• **TASK DESCRIPTION**
Each line that contains the word "ipconfig" counts once; give the total for the records below and nothing else.

[Data entries]
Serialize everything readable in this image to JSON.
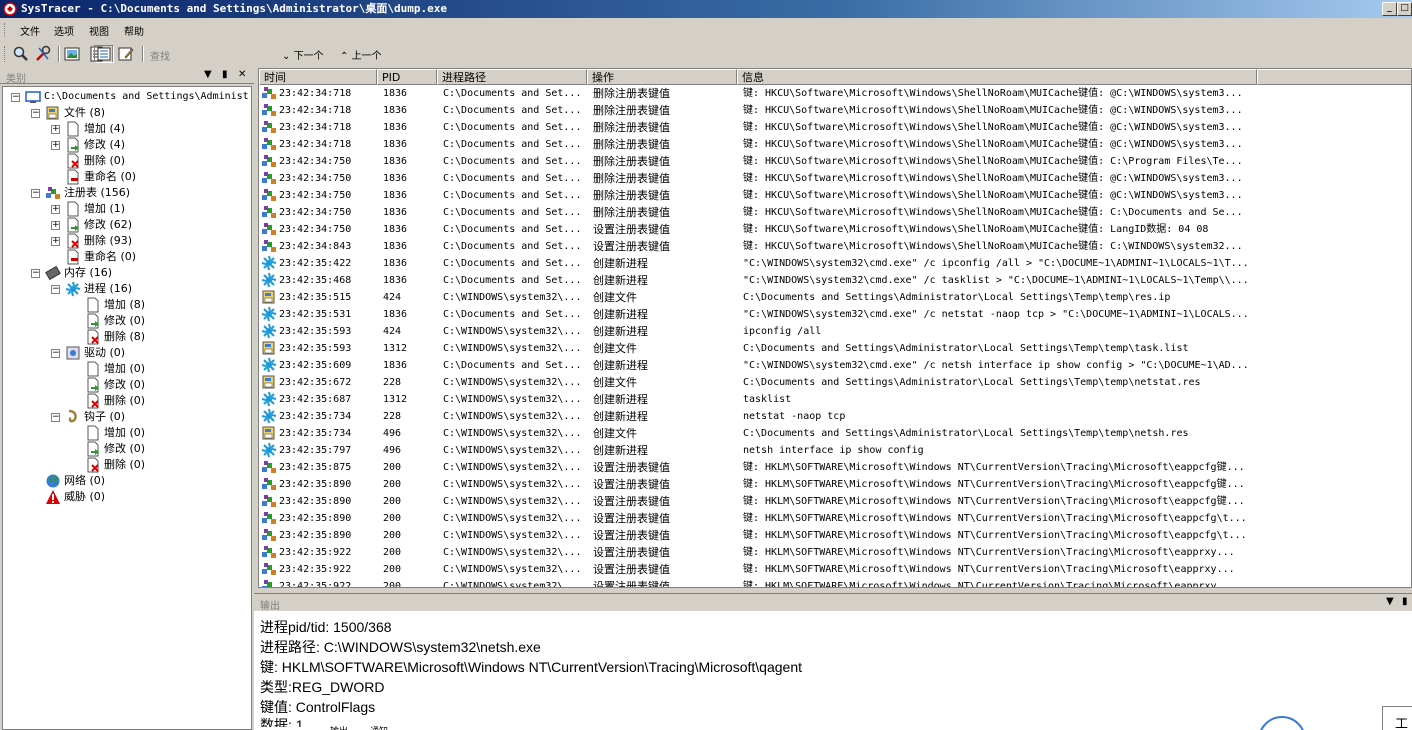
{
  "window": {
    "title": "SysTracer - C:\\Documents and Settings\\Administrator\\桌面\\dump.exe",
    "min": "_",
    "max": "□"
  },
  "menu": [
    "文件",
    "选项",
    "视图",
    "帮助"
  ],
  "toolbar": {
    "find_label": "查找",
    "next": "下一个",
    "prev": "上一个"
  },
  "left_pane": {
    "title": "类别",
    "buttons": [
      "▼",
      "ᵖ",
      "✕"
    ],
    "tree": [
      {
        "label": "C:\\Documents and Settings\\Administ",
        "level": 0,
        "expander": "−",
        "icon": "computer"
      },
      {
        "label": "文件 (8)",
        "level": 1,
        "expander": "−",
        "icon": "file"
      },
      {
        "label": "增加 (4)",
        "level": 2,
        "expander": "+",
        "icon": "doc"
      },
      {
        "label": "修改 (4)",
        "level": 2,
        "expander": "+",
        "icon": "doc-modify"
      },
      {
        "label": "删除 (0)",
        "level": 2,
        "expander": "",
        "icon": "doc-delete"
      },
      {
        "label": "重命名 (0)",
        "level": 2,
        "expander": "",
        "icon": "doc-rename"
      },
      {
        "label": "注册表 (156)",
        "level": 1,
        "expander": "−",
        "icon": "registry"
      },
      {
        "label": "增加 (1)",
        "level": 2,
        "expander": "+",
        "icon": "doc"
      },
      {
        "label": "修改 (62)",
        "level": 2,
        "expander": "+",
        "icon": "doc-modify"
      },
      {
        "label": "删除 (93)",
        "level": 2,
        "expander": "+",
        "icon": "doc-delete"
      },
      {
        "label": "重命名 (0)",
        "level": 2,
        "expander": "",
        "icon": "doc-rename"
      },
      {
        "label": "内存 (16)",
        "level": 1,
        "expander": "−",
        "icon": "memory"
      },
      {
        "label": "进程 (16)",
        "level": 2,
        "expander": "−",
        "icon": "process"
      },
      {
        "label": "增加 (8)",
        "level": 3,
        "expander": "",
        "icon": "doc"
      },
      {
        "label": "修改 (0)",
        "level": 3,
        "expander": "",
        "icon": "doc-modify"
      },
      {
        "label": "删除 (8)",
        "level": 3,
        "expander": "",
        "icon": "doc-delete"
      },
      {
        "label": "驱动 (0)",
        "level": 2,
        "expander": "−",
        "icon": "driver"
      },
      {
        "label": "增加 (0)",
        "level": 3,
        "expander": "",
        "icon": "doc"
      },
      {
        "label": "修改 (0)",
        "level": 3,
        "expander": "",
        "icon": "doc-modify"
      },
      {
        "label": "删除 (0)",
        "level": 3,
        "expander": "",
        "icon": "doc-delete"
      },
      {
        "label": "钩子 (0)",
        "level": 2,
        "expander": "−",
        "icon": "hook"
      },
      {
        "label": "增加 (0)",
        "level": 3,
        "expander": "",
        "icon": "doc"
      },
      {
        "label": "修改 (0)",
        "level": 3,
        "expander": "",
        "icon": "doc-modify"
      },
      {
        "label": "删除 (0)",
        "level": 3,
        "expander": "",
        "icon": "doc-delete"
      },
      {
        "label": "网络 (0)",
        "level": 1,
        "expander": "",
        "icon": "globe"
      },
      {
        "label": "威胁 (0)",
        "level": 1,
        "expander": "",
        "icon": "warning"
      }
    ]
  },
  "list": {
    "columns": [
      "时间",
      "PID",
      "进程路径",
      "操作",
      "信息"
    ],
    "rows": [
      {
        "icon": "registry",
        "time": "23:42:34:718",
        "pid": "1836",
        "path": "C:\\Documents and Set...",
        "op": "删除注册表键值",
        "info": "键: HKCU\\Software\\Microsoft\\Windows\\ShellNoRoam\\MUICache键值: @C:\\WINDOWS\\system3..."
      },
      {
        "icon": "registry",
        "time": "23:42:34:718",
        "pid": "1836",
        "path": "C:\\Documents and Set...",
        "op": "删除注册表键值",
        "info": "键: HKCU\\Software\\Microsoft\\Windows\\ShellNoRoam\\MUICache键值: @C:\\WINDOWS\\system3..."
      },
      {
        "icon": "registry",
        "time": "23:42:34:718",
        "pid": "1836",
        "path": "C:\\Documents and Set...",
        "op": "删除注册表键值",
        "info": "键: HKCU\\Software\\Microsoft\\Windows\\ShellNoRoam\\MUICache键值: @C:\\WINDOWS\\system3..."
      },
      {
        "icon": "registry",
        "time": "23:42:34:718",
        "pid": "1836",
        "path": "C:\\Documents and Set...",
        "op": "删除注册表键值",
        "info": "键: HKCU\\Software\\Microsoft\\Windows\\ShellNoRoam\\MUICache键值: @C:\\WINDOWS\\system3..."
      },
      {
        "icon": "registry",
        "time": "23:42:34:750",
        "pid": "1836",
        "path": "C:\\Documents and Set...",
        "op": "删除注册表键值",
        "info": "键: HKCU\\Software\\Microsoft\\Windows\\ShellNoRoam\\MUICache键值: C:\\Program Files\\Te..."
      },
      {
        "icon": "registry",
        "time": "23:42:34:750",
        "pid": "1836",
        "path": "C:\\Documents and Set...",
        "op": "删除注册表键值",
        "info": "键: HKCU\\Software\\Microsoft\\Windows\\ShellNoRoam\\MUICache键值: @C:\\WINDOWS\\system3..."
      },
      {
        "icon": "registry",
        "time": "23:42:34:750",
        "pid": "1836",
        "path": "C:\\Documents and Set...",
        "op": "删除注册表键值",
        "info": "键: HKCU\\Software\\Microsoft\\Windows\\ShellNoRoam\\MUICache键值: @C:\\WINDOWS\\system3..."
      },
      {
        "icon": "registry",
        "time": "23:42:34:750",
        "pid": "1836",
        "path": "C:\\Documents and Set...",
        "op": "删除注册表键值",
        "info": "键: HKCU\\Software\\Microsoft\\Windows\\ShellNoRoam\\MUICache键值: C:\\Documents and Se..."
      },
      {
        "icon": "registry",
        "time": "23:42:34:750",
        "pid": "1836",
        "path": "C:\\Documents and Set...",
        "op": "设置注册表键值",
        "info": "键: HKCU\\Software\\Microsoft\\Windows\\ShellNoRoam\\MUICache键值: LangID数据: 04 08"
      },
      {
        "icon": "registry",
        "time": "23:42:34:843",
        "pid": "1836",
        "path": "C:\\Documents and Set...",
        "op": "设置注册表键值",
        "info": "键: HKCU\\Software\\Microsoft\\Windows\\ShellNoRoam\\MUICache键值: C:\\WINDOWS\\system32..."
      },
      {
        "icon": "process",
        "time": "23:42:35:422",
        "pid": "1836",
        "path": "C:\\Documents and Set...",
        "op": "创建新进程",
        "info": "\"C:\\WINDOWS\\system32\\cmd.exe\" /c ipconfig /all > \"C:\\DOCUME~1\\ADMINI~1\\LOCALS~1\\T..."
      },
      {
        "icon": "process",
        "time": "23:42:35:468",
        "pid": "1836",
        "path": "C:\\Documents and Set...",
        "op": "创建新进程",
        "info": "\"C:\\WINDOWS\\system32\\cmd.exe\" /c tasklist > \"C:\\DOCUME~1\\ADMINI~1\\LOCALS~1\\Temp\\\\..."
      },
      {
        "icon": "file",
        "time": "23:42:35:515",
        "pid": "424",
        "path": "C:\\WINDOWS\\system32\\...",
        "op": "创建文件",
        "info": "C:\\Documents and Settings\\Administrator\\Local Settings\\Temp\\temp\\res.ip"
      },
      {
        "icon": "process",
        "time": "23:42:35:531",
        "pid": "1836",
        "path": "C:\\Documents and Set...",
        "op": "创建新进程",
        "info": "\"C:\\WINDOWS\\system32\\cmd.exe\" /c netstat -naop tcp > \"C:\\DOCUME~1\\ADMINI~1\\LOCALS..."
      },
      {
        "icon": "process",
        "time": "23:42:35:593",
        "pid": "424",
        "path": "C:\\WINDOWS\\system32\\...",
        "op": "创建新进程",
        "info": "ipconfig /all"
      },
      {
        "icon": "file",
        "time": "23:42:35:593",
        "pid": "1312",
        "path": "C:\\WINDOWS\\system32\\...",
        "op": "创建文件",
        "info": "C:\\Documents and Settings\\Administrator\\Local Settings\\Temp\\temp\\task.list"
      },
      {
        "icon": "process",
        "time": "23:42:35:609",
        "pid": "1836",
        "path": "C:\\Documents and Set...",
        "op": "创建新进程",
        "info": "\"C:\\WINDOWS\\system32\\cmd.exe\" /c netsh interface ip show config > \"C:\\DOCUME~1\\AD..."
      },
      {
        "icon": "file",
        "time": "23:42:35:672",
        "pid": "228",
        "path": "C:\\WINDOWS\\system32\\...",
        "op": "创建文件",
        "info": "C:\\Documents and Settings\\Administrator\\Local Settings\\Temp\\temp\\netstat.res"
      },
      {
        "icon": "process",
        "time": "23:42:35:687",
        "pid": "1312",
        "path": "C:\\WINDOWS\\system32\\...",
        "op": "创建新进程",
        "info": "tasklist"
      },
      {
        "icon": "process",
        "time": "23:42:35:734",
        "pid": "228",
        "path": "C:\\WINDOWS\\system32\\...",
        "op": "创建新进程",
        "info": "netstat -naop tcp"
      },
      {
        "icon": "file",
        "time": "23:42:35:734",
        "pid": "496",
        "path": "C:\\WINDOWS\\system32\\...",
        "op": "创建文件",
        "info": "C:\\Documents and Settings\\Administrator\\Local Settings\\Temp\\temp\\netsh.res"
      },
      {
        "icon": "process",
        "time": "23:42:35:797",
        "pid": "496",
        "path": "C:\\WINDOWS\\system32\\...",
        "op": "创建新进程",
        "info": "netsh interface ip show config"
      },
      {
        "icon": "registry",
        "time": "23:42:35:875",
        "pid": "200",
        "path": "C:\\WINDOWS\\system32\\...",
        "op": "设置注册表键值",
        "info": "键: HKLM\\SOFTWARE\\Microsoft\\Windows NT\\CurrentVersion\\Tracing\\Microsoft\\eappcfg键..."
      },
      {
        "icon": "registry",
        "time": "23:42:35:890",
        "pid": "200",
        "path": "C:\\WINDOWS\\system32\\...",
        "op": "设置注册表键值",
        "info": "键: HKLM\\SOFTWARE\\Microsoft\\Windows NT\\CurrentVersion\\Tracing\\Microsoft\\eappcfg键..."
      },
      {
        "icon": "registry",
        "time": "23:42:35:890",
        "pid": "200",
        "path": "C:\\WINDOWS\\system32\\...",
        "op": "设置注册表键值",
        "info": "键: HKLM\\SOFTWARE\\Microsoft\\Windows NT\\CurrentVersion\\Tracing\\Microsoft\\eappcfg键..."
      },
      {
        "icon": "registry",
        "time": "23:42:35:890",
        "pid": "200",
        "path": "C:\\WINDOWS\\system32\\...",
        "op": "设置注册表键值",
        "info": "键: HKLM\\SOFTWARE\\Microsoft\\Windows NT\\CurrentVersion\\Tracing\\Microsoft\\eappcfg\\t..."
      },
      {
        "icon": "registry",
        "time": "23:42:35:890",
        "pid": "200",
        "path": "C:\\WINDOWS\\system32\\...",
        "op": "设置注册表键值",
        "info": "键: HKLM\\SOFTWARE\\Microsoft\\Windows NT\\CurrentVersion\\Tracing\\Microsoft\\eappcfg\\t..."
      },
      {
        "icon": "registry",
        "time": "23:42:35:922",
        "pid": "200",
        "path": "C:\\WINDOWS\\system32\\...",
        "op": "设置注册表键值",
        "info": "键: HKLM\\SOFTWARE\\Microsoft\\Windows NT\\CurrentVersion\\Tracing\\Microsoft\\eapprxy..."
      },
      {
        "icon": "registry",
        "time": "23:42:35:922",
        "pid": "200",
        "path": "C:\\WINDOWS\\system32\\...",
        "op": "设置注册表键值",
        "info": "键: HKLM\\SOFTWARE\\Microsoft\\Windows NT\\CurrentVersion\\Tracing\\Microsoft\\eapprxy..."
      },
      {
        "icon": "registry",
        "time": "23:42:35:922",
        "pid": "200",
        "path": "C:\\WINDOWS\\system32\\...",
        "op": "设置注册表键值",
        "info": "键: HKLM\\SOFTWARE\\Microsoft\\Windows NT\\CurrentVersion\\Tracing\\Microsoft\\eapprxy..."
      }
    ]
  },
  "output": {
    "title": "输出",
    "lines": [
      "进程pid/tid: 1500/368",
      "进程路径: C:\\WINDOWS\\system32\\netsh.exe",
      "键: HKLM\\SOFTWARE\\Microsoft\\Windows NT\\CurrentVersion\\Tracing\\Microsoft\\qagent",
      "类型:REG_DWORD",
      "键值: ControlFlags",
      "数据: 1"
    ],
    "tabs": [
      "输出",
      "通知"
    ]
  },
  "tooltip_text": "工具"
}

• **FINISHED EXERCISE**
2